- PROBLEM TO WORK ON:
Show every line in the records below that contains the word "Operations".

- ROWS:
▶
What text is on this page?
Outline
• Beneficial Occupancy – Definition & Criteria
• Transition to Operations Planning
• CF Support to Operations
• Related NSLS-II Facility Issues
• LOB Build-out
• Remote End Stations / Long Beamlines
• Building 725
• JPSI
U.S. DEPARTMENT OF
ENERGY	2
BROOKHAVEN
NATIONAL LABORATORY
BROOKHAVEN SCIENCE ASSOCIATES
◀
- OUTPUT OF THE EXERCISE:
• Transition to Operations Planning
• CF Support to Operations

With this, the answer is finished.